# Challenge
Extract the text of each entry below exactly, leaving every image behind.

● ● ● ● ●

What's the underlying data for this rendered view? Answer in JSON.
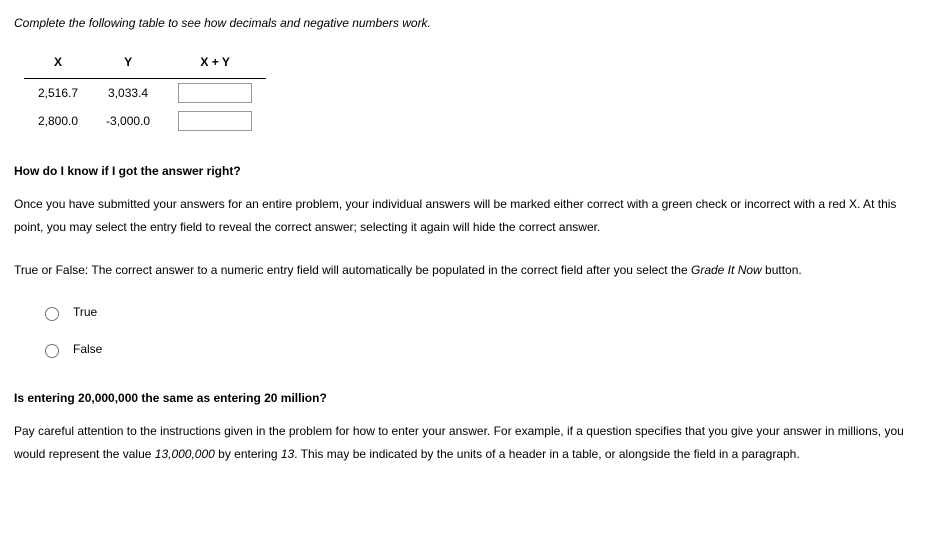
{
  "instruction": "Complete the following table to see how decimals and negative numbers work.",
  "table": {
    "headers": {
      "x": "X",
      "y": "Y",
      "sum": "X + Y"
    },
    "rows": [
      {
        "x": "2,516.7",
        "y": "3,033.4",
        "sum": ""
      },
      {
        "x": "2,800.0",
        "y": "-3,000.0",
        "sum": ""
      }
    ]
  },
  "section1": {
    "heading": "How do I know if I got the answer right?",
    "body": "Once you have submitted your answers for an entire problem, your individual answers will be marked either correct with a green check or incorrect with a red X. At this point, you may select the entry field to reveal the correct answer; selecting it again will hide the correct answer."
  },
  "tf_question": {
    "prefix": "True or False: The correct answer to a numeric entry field will automatically be populated in the correct field after you select the ",
    "italic": "Grade It Now",
    "suffix": " button.",
    "options": {
      "true": "True",
      "false": "False"
    }
  },
  "section2": {
    "heading": "Is entering 20,000,000 the same as entering 20 million?",
    "body_prefix": "Pay careful attention to the instructions given in the problem for how to enter your answer. For example, if a question specifies that you give your answer in millions, you would represent the value ",
    "body_italic": "13,000,000",
    "body_middle": " by entering ",
    "body_italic2": "13",
    "body_suffix": ". This may be indicated by the units of a header in a table, or alongside the field in a paragraph."
  }
}
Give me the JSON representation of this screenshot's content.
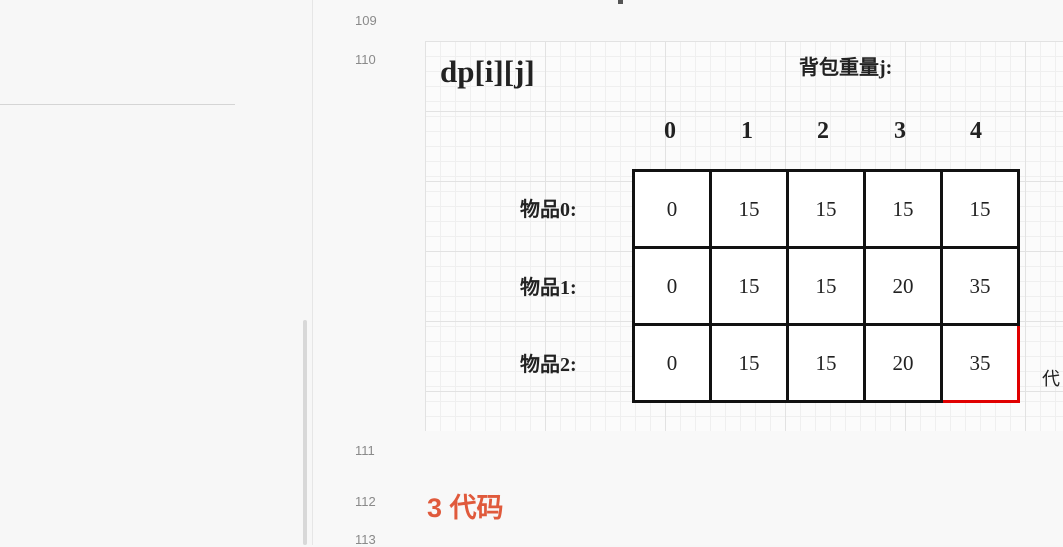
{
  "line_numbers": [
    "109",
    "110",
    "111",
    "112",
    "113"
  ],
  "figure": {
    "title": "dp[i][j]",
    "weight_label": "背包重量j:",
    "columns": [
      "0",
      "1",
      "2",
      "3",
      "4"
    ],
    "rows": [
      {
        "label": "物品0:",
        "values": [
          "0",
          "15",
          "15",
          "15",
          "15"
        ]
      },
      {
        "label": "物品1:",
        "values": [
          "0",
          "15",
          "15",
          "20",
          "35"
        ]
      },
      {
        "label": "物品2:",
        "values": [
          "0",
          "15",
          "15",
          "20",
          "35"
        ]
      }
    ],
    "highlight_color": "#e00000",
    "side_note": "代"
  },
  "heading": {
    "text": "3 代码",
    "color": "#e05a3c"
  }
}
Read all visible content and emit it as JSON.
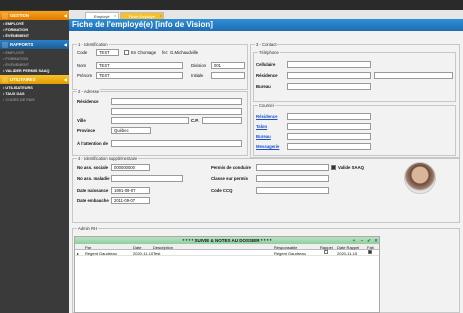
{
  "sidebar": {
    "gestion": {
      "label": "GESTION",
      "items": [
        "EMPLOYÉ",
        "FORMATION",
        "ÉVÉNEMENT"
      ]
    },
    "rapports": {
      "label": "RAPPORTS",
      "items": [
        "EMPLOYÉ",
        "FORMATION",
        "ÉVÉNEMENT",
        "VALIDER PERMIS SAAQ"
      ]
    },
    "utilitaires": {
      "label": "UTILITAIRES",
      "items": [
        "UTILISATEURS",
        "TAUX DAS",
        "CODES DE PAIE"
      ]
    }
  },
  "tabs": [
    "Employé",
    "Fiche Employé"
  ],
  "page_title": "Fiche de l'employé(e) [info de Vision]",
  "identification": {
    "legend": "1 - Identification",
    "code_label": "Code",
    "code_value": "TEST",
    "chomage_label": "En Chomage",
    "fer_label": "fer:",
    "fer_value": "G.Michaudville",
    "nom_label": "Nom",
    "nom_value": "TEST",
    "division_label": "Division",
    "division_value": "001",
    "prenom_label": "Prénom",
    "prenom_value": "TEST",
    "initiale_label": "Initiale",
    "initiale_value": ""
  },
  "adresse": {
    "legend": "2 - Adresse",
    "residence_label": "Résidence",
    "ville_label": "Ville",
    "cp_label": "C.P.",
    "province_label": "Province",
    "province_value": "Québec",
    "attention_label": "À l'attention de"
  },
  "contact": {
    "legend": "3 - Contact",
    "telephone_label": "Téléphone",
    "cellulaire_label": "Cellulaire",
    "residence_label": "Résidence",
    "bureau_label": "Bureau",
    "courriel_label": "Courriel",
    "courriel_residence": "Résidence",
    "courriel_talon": "Talon",
    "courriel_bureau": "Bureau",
    "courriel_messagerie": "Messagerie"
  },
  "supplementaire": {
    "legend": "4 - Identification supplémentaire",
    "nas_label": "No ass. sociale",
    "nas_value": "000000000",
    "nam_label": "No ass. maladie",
    "nam_value": "",
    "naissance_label": "Date naissance",
    "naissance_value": "1991-09-07",
    "embauche_label": "Date embauche",
    "embauche_value": "2011-09-07",
    "permis_label": "Permis de conduire",
    "permis_value": "",
    "valide_label": "Valide SAAQ",
    "classe_label": "Classe sur permis",
    "classe_value": "",
    "ccq_label": "Code CCQ",
    "ccq_value": ""
  },
  "admin": {
    "legend": "Admin RH",
    "grid_title": "* * * *  SUIVIE & NOTES AU DOSSIER  * * * *",
    "columns": [
      "Par",
      "Date",
      "Description",
      "Responsable",
      "Rappel",
      "Date Rappel",
      "Fait"
    ],
    "rows": [
      {
        "par": "Régent Gaudreau",
        "date": "2020-11-10",
        "description": "Test",
        "responsable": "Régent Gaudreau",
        "rappel": false,
        "date_rappel": "2020-11-15",
        "fait": true
      }
    ]
  },
  "colors": {
    "title_blue": "#1f6bb0",
    "orange": "#f7a31c",
    "grid_head": "#8fcfa0"
  }
}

● ● ● ● ●

# Task result
What's the underlying data for this rendered view? Answer in JSON.
{
  "instruction": "Complete the following table to see how decimals and negative numbers work.",
  "table": {
    "headers": {
      "x": "X",
      "y": "Y",
      "sum": "X + Y"
    },
    "rows": [
      {
        "x": "2,516.7",
        "y": "3,033.4",
        "sum": ""
      },
      {
        "x": "2,800.0",
        "y": "-3,000.0",
        "sum": ""
      }
    ]
  },
  "section1": {
    "heading": "How do I know if I got the answer right?",
    "body": "Once you have submitted your answers for an entire problem, your individual answers will be marked either correct with a green check or incorrect with a red X. At this point, you may select the entry field to reveal the correct answer; selecting it again will hide the correct answer."
  },
  "tf_question": {
    "prefix": "True or False: The correct answer to a numeric entry field will automatically be populated in the correct field after you select the ",
    "italic": "Grade It Now",
    "suffix": " button.",
    "options": {
      "true": "True",
      "false": "False"
    }
  },
  "section2": {
    "heading": "Is entering 20,000,000 the same as entering 20 million?",
    "body_prefix": "Pay careful attention to the instructions given in the problem for how to enter your answer. For example, if a question specifies that you give your answer in millions, you would represent the value ",
    "body_italic": "13,000,000",
    "body_middle": " by entering ",
    "body_italic2": "13",
    "body_suffix": ". This may be indicated by the units of a header in a table, or alongside the field in a paragraph."
  }
}
Give me the JSON representation of this screenshot's content.
{
  "line_numbers": [
    "109",
    "110",
    "111",
    "112",
    "113"
  ],
  "figure": {
    "title": "dp[i][j]",
    "weight_label": "背包重量j:",
    "columns": [
      "0",
      "1",
      "2",
      "3",
      "4"
    ],
    "rows": [
      {
        "label": "物品0:",
        "values": [
          "0",
          "15",
          "15",
          "15",
          "15"
        ]
      },
      {
        "label": "物品1:",
        "values": [
          "0",
          "15",
          "15",
          "20",
          "35"
        ]
      },
      {
        "label": "物品2:",
        "values": [
          "0",
          "15",
          "15",
          "20",
          "35"
        ]
      }
    ],
    "highlight_color": "#e00000",
    "side_note": "代"
  },
  "heading": {
    "text": "3 代码",
    "color": "#e05a3c"
  }
}
Read all visible content and emit it as JSON.
{
  "sidebar": {
    "gestion": {
      "label": "GESTION",
      "items": [
        "EMPLOYÉ",
        "FORMATION",
        "ÉVÉNEMENT"
      ]
    },
    "rapports": {
      "label": "RAPPORTS",
      "items": [
        "EMPLOYÉ",
        "FORMATION",
        "ÉVÉNEMENT",
        "VALIDER PERMIS SAAQ"
      ]
    },
    "utilitaires": {
      "label": "UTILITAIRES",
      "items": [
        "UTILISATEURS",
        "TAUX DAS",
        "CODES DE PAIE"
      ]
    }
  },
  "tabs": [
    "Employé",
    "Fiche Employé"
  ],
  "page_title": "Fiche de l'employé(e) [info de Vision]",
  "identification": {
    "legend": "1 - Identification",
    "code_label": "Code",
    "code_value": "TEST",
    "chomage_label": "En Chomage",
    "fer_label": "fer:",
    "fer_value": "G.Michaudville",
    "nom_label": "Nom",
    "nom_value": "TEST",
    "division_label": "Division",
    "division_value": "001",
    "prenom_label": "Prénom",
    "prenom_value": "TEST",
    "initiale_label": "Initiale",
    "initiale_value": ""
  },
  "adresse": {
    "legend": "2 - Adresse",
    "residence_label": "Résidence",
    "ville_label": "Ville",
    "cp_label": "C.P.",
    "province_label": "Province",
    "province_value": "Québec",
    "attention_label": "À l'attention de"
  },
  "contact": {
    "legend": "3 - Contact",
    "telephone_label": "Téléphone",
    "cellulaire_label": "Cellulaire",
    "residence_label": "Résidence",
    "bureau_label": "Bureau",
    "courriel_label": "Courriel",
    "courriel_residence": "Résidence",
    "courriel_talon": "Talon",
    "courriel_bureau": "Bureau",
    "courriel_messagerie": "Messagerie"
  },
  "supplementaire": {
    "legend": "4 - Identification supplémentaire",
    "nas_label": "No ass. sociale",
    "nas_value": "000000000",
    "nam_label": "No ass. maladie",
    "nam_value": "",
    "naissance_label": "Date naissance",
    "naissance_value": "1991-09-07",
    "embauche_label": "Date embauche",
    "embauche_value": "2011-09-07",
    "permis_label": "Permis de conduire",
    "permis_value": "",
    "valide_label": "Valide SAAQ",
    "classe_label": "Classe sur permis",
    "classe_value": "",
    "ccq_label": "Code CCQ",
    "ccq_value": ""
  },
  "admin": {
    "legend": "Admin RH",
    "grid_title": "* * * *  SUIVIE & NOTES AU DOSSIER  * * * *",
    "columns": [
      "Par",
      "Date",
      "Description",
      "Responsable",
      "Rappel",
      "Date Rappel",
      "Fait"
    ],
    "rows": [
      {
        "par": "Régent Gaudreau",
        "date": "2020-11-10",
        "description": "Test",
        "responsable": "Régent Gaudreau",
        "rappel": false,
        "date_rappel": "2020-11-15",
        "fait": true
      }
    ]
  },
  "colors": {
    "title_blue": "#1f6bb0",
    "orange": "#f7a31c",
    "grid_head": "#8fcfa0"
  }
}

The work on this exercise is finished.